═════ Dataset records ═════
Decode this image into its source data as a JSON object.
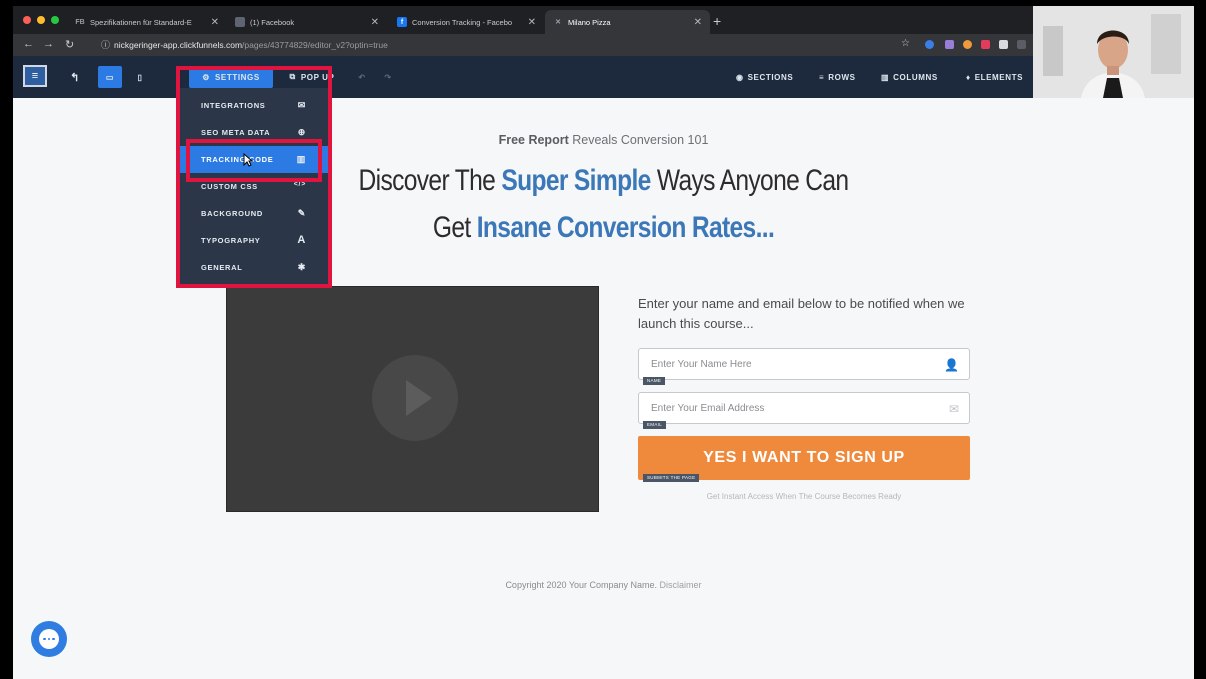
{
  "browser": {
    "tabs": [
      {
        "label": "Spezifikationen für Standard-E",
        "favicon": "FB"
      },
      {
        "label": "(1) Facebook",
        "favicon": ""
      },
      {
        "label": "Conversion Tracking - Facebo",
        "favicon": "f"
      },
      {
        "label": "Milano Pizza",
        "favicon": ""
      }
    ],
    "url_host": "nickgeringer-app.clickfunnels.com",
    "url_path": "/pages/43774829/editor_v2?optin=true"
  },
  "toolbar": {
    "settings_label": "SETTINGS",
    "popup_label": "POP UP",
    "sections_label": "SECTIONS",
    "rows_label": "ROWS",
    "columns_label": "COLUMNS",
    "elements_label": "ELEMENTS"
  },
  "settings_menu": {
    "items": [
      {
        "label": "INTEGRATIONS",
        "icon": "envelope-icon",
        "glyph": "✉"
      },
      {
        "label": "SEO META DATA",
        "icon": "globe-icon",
        "glyph": "⊕"
      },
      {
        "label": "TRACKING CODE",
        "icon": "chart-icon",
        "glyph": "▥"
      },
      {
        "label": "CUSTOM CSS",
        "icon": "code-icon",
        "glyph": "</>"
      },
      {
        "label": "BACKGROUND",
        "icon": "brush-icon",
        "glyph": "✎"
      },
      {
        "label": "TYPOGRAPHY",
        "icon": "font-icon",
        "glyph": "A"
      },
      {
        "label": "GENERAL",
        "icon": "gear-icon",
        "glyph": "✱"
      }
    ],
    "active_item": "TRACKING CODE"
  },
  "page": {
    "free_report_bold": "Free Report",
    "free_report_rest": "Reveals Conversion 101",
    "headline1_a": "Discover The ",
    "headline1_b": "Super Simple",
    "headline1_c": " Ways Anyone Can",
    "headline2_a": "Get ",
    "headline2_b": "Insane Conversion Rates...",
    "form_intro": "Enter your name and email below to be notified when we launch this course...",
    "name_placeholder": "Enter Your Name Here",
    "name_tag": "NAME",
    "email_placeholder": "Enter Your Email Address",
    "email_tag": "EMAIL",
    "cta_label": "YES I WANT TO SIGN UP",
    "cta_tag": "SUBMITS THE PAGE",
    "cta_note": "Get Instant Access When The Course Becomes Ready",
    "copyright": "Copyright 2020 Your Company Name.",
    "disclaimer": "Disclaimer"
  },
  "colors": {
    "accent_blue": "#2c7be5",
    "headline_blue": "#3c78b8",
    "cta_orange": "#ef8a3d",
    "highlight_red": "#e0153f"
  }
}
═════
The data should be printed again unchanged; leave its pictures out.

### [Solution for this task]
Decode this image into its source data as a JSON object.
{
  "browser": {
    "tabs": [
      {
        "label": "Spezifikationen für Standard-E",
        "favicon": "FB"
      },
      {
        "label": "(1) Facebook",
        "favicon": ""
      },
      {
        "label": "Conversion Tracking - Facebo",
        "favicon": "f"
      },
      {
        "label": "Milano Pizza",
        "favicon": ""
      }
    ],
    "url_host": "nickgeringer-app.clickfunnels.com",
    "url_path": "/pages/43774829/editor_v2?optin=true"
  },
  "toolbar": {
    "settings_label": "SETTINGS",
    "popup_label": "POP UP",
    "sections_label": "SECTIONS",
    "rows_label": "ROWS",
    "columns_label": "COLUMNS",
    "elements_label": "ELEMENTS"
  },
  "settings_menu": {
    "items": [
      {
        "label": "INTEGRATIONS",
        "icon": "envelope-icon",
        "glyph": "✉"
      },
      {
        "label": "SEO META DATA",
        "icon": "globe-icon",
        "glyph": "⊕"
      },
      {
        "label": "TRACKING CODE",
        "icon": "chart-icon",
        "glyph": "▥"
      },
      {
        "label": "CUSTOM CSS",
        "icon": "code-icon",
        "glyph": "</>"
      },
      {
        "label": "BACKGROUND",
        "icon": "brush-icon",
        "glyph": "✎"
      },
      {
        "label": "TYPOGRAPHY",
        "icon": "font-icon",
        "glyph": "A"
      },
      {
        "label": "GENERAL",
        "icon": "gear-icon",
        "glyph": "✱"
      }
    ],
    "active_item": "TRACKING CODE"
  },
  "page": {
    "free_report_bold": "Free Report",
    "free_report_rest": "Reveals Conversion 101",
    "headline1_a": "Discover The ",
    "headline1_b": "Super Simple",
    "headline1_c": " Ways Anyone Can",
    "headline2_a": "Get ",
    "headline2_b": "Insane Conversion Rates...",
    "form_intro": "Enter your name and email below to be notified when we launch this course...",
    "name_placeholder": "Enter Your Name Here",
    "name_tag": "NAME",
    "email_placeholder": "Enter Your Email Address",
    "email_tag": "EMAIL",
    "cta_label": "YES I WANT TO SIGN UP",
    "cta_tag": "SUBMITS THE PAGE",
    "cta_note": "Get Instant Access When The Course Becomes Ready",
    "copyright": "Copyright 2020 Your Company Name.",
    "disclaimer": "Disclaimer"
  },
  "colors": {
    "accent_blue": "#2c7be5",
    "headline_blue": "#3c78b8",
    "cta_orange": "#ef8a3d",
    "highlight_red": "#e0153f"
  }
}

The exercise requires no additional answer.